Records contained in a dataset
____________

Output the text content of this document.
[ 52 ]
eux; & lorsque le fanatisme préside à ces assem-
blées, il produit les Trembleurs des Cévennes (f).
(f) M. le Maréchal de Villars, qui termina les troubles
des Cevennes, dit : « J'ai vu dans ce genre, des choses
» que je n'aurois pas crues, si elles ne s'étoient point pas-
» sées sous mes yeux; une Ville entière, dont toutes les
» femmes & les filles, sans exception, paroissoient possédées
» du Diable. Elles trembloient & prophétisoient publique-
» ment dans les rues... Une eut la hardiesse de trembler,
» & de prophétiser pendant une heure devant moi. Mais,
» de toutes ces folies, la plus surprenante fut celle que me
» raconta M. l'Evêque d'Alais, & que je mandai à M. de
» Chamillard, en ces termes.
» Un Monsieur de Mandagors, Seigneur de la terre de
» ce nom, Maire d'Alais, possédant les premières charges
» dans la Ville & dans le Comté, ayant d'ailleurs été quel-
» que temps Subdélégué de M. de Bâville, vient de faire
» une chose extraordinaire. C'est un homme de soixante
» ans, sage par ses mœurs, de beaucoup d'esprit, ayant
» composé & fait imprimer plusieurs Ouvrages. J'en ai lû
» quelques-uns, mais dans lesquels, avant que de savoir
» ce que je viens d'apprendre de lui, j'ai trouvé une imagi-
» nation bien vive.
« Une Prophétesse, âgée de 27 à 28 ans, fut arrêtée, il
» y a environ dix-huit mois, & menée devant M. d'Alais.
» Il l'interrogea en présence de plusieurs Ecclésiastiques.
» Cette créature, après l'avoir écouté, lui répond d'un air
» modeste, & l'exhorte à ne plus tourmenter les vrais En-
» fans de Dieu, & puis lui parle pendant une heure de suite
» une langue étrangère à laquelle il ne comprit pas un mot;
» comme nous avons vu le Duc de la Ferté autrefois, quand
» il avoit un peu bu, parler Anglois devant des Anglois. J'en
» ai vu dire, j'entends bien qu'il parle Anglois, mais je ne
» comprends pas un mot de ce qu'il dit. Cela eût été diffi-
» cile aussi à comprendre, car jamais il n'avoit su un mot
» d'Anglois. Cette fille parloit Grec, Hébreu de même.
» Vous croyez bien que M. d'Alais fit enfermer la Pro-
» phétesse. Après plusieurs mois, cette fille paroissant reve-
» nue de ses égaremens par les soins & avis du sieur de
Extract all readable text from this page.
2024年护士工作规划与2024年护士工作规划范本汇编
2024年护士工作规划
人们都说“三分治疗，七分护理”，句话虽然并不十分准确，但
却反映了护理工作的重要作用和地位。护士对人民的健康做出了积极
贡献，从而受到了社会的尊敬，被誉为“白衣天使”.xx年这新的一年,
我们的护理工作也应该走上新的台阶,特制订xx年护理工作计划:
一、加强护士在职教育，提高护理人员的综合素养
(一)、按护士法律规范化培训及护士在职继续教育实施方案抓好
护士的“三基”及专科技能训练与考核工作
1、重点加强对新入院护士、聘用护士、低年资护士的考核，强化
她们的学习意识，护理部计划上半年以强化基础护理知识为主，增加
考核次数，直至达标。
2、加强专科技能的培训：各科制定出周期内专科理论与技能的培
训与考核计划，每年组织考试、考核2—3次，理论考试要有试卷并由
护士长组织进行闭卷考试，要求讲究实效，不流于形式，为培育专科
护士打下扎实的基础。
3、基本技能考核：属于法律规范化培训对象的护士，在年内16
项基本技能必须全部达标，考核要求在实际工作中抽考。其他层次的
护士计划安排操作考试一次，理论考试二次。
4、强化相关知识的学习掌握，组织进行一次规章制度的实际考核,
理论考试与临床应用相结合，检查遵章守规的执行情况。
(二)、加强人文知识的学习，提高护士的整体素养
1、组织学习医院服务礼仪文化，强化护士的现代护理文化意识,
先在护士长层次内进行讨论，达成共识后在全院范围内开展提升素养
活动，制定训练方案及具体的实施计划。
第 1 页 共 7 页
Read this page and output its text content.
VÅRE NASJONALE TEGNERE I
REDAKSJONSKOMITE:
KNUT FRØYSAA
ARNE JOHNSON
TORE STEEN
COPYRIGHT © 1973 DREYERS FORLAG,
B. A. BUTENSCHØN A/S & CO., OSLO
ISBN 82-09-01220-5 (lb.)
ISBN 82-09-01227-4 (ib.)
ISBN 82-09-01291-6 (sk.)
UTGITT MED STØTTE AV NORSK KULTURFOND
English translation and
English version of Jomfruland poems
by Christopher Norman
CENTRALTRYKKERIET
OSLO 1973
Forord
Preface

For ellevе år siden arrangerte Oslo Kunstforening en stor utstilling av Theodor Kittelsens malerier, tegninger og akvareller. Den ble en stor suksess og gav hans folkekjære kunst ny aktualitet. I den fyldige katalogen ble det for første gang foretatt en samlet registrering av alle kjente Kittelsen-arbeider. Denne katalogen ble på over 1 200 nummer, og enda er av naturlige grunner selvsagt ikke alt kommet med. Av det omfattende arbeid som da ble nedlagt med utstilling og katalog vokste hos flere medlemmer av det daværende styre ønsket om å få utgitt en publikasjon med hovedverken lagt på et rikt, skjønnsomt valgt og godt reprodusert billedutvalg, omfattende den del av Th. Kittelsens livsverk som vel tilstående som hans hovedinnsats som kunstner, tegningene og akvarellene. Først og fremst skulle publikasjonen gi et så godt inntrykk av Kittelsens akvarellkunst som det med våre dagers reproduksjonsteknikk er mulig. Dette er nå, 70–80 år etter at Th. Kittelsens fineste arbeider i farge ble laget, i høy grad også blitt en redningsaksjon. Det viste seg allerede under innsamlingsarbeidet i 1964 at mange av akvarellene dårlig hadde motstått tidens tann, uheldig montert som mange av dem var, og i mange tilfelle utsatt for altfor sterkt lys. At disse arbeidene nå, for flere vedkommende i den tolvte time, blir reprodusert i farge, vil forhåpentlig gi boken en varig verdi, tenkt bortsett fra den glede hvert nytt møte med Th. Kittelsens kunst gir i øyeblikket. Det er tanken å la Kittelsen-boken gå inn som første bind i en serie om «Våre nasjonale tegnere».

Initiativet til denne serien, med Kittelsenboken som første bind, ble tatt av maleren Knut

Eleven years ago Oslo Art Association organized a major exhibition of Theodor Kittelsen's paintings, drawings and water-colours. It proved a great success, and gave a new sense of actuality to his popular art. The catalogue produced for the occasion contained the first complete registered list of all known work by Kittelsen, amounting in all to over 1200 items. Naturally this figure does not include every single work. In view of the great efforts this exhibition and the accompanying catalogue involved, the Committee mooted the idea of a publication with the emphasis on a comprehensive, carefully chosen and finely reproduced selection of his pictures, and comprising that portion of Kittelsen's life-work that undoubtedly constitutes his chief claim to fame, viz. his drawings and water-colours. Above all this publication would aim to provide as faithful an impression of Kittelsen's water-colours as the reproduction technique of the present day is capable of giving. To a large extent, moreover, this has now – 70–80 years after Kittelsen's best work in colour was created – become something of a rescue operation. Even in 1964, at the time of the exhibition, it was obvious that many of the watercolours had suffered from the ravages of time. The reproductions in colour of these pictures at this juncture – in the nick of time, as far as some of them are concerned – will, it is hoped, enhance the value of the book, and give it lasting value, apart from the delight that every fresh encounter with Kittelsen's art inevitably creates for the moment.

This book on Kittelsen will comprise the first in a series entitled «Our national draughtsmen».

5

____________

§ **WHAT YOU ARE ASKED TO DO**
Exact output of every entry is required.

§ **THE RESPONSE**
Output the text content of this document.
[ 52 ]
eux; & lorsque le fanatisme préside à ces assem-
blées, il produit les Trembleurs des Cévennes (f).
(f) M. le Maréchal de Villars, qui termina les troubles
des Cevennes, dit : « J'ai vu dans ce genre, des choses
» que je n'aurois pas crues, si elles ne s'étoient point pas-
» sées sous mes yeux; une Ville entière, dont toutes les
» femmes & les filles, sans exception, paroissoient possédées
» du Diable. Elles trembloient & prophétisoient publique-
» ment dans les rues... Une eut la hardiesse de trembler,
» & de prophétiser pendant une heure devant moi. Mais,
» de toutes ces folies, la plus surprenante fut celle que me
» raconta M. l'Evêque d'Alais, & que je mandai à M. de
» Chamillard, en ces termes.
» Un Monsieur de Mandagors, Seigneur de la terre de
» ce nom, Maire d'Alais, possédant les premières charges
» dans la Ville & dans le Comté, ayant d'ailleurs été quel-
» que temps Subdélégué de M. de Bâville, vient de faire
» une chose extraordinaire. C'est un homme de soixante
» ans, sage par ses mœurs, de beaucoup d'esprit, ayant
» composé & fait imprimer plusieurs Ouvrages. J'en ai lû
» quelques-uns, mais dans lesquels, avant que de savoir
» ce que je viens d'apprendre de lui, j'ai trouvé une imagi-
» nation bien vive.
« Une Prophétesse, âgée de 27 à 28 ans, fut arrêtée, il
» y a environ dix-huit mois, & menée devant M. d'Alais.
» Il l'interrogea en présence de plusieurs Ecclésiastiques.
» Cette créature, après l'avoir écouté, lui répond d'un air
» modeste, & l'exhorte à ne plus tourmenter les vrais En-
» fans de Dieu, & puis lui parle pendant une heure de suite
» une langue étrangère à laquelle il ne comprit pas un mot;
» comme nous avons vu le Duc de la Ferté autrefois, quand
» il avoit un peu bu, parler Anglois devant des Anglois. J'en
» ai vu dire, j'entends bien qu'il parle Anglois, mais je ne
» comprends pas un mot de ce qu'il dit. Cela eût été diffi-
» cile aussi à comprendre, car jamais il n'avoit su un mot
» d'Anglois. Cette fille parloit Grec, Hébreu de même.
» Vous croyez bien que M. d'Alais fit enfermer la Pro-
» phétesse. Après plusieurs mois, cette fille paroissant reve-
» nue de ses égaremens par les soins & avis du sieur de
Extract all readable text from this page.
2024年护士工作规划与2024年护士工作规划范本汇编
2024年护士工作规划
人们都说“三分治疗，七分护理”，句话虽然并不十分准确，但
却反映了护理工作的重要作用和地位。护士对人民的健康做出了积极
贡献，从而受到了社会的尊敬，被誉为“白衣天使”.xx年这新的一年,
我们的护理工作也应该走上新的台阶,特制订xx年护理工作计划:
一、加强护士在职教育，提高护理人员的综合素养
(一)、按护士法律规范化培训及护士在职继续教育实施方案抓好
护士的“三基”及专科技能训练与考核工作
1、重点加强对新入院护士、聘用护士、低年资护士的考核，强化
她们的学习意识，护理部计划上半年以强化基础护理知识为主，增加
考核次数，直至达标。
2、加强专科技能的培训：各科制定出周期内专科理论与技能的培
训与考核计划，每年组织考试、考核2—3次，理论考试要有试卷并由
护士长组织进行闭卷考试，要求讲究实效，不流于形式，为培育专科
护士打下扎实的基础。
3、基本技能考核：属于法律规范化培训对象的护士，在年内16
项基本技能必须全部达标，考核要求在实际工作中抽考。其他层次的
护士计划安排操作考试一次，理论考试二次。
4、强化相关知识的学习掌握，组织进行一次规章制度的实际考核,
理论考试与临床应用相结合，检查遵章守规的执行情况。
(二)、加强人文知识的学习，提高护士的整体素养
1、组织学习医院服务礼仪文化，强化护士的现代护理文化意识,
先在护士长层次内进行讨论，达成共识后在全院范围内开展提升素养
活动，制定训练方案及具体的实施计划。
第 1 页 共 7 页
Read this page and output its text content.
VÅRE NASJONALE TEGNERE I
REDAKSJONSKOMITE:
KNUT FRØYSAA
ARNE JOHNSON
TORE STEEN
COPYRIGHT © 1973 DREYERS FORLAG,
B. A. BUTENSCHØN A/S & CO., OSLO
ISBN 82-09-01220-5 (lb.)
ISBN 82-09-01227-4 (ib.)
ISBN 82-09-01291-6 (sk.)
UTGITT MED STØTTE AV NORSK KULTURFOND
English translation and
English version of Jomfruland poems
by Christopher Norman
CENTRALTRYKKERIET
OSLO 1973
Forord
Preface

For ellevе år siden arrangerte Oslo Kunstforening en stor utstilling av Theodor Kittelsens malerier, tegninger og akvareller. Den ble en stor suksess og gav hans folkekjære kunst ny aktualitet. I den fyldige katalogen ble det for første gang foretatt en samlet registrering av alle kjente Kittelsen-arbeider. Denne katalogen ble på over 1 200 nummer, og enda er av naturlige grunner selvsagt ikke alt kommet med. Av det omfattende arbeid som da ble nedlagt med utstilling og katalog vokste hos flere medlemmer av det daværende styre ønsket om å få utgitt en publikasjon med hovedverken lagt på et rikt, skjønnsomt valgt og godt reprodusert billedutvalg, omfattende den del av Th. Kittelsens livsverk som vel tilstående som hans hovedinnsats som kunstner, tegningene og akvarellene. Først og fremst skulle publikasjonen gi et så godt inntrykk av Kittelsens akvarellkunst som det med våre dagers reproduksjonsteknikk er mulig. Dette er nå, 70–80 år etter at Th. Kittelsens fineste arbeider i farge ble laget, i høy grad også blitt en redningsaksjon. Det viste seg allerede under innsamlingsarbeidet i 1964 at mange av akvarellene dårlig hadde motstått tidens tann, uheldig montert som mange av dem var, og i mange tilfelle utsatt for altfor sterkt lys. At disse arbeidene nå, for flere vedkommende i den tolvte time, blir reprodusert i farge, vil forhåpentlig gi boken en varig verdi, tenkt bortsett fra den glede hvert nytt møte med Th. Kittelsens kunst gir i øyeblikket. Det er tanken å la Kittelsen-boken gå inn som første bind i en serie om «Våre nasjonale tegnere».

Initiativet til denne serien, med Kittelsenboken som første bind, ble tatt av maleren Knut

Eleven years ago Oslo Art Association organized a major exhibition of Theodor Kittelsen's paintings, drawings and water-colours. It proved a great success, and gave a new sense of actuality to his popular art. The catalogue produced for the occasion contained the first complete registered list of all known work by Kittelsen, amounting in all to over 1200 items. Naturally this figure does not include every single work. In view of the great efforts this exhibition and the accompanying catalogue involved, the Committee mooted the idea of a publication with the emphasis on a comprehensive, carefully chosen and finely reproduced selection of his pictures, and comprising that portion of Kittelsen's life-work that undoubtedly constitutes his chief claim to fame, viz. his drawings and water-colours. Above all this publication would aim to provide as faithful an impression of Kittelsen's water-colours as the reproduction technique of the present day is capable of giving. To a large extent, moreover, this has now – 70–80 years after Kittelsen's best work in colour was created – become something of a rescue operation. Even in 1964, at the time of the exhibition, it was obvious that many of the watercolours had suffered from the ravages of time. The reproductions in colour of these pictures at this juncture – in the nick of time, as far as some of them are concerned – will, it is hoped, enhance the value of the book, and give it lasting value, apart from the delight that every fresh encounter with Kittelsen's art inevitably creates for the moment.

This book on Kittelsen will comprise the first in a series entitled «Our national draughtsmen».

5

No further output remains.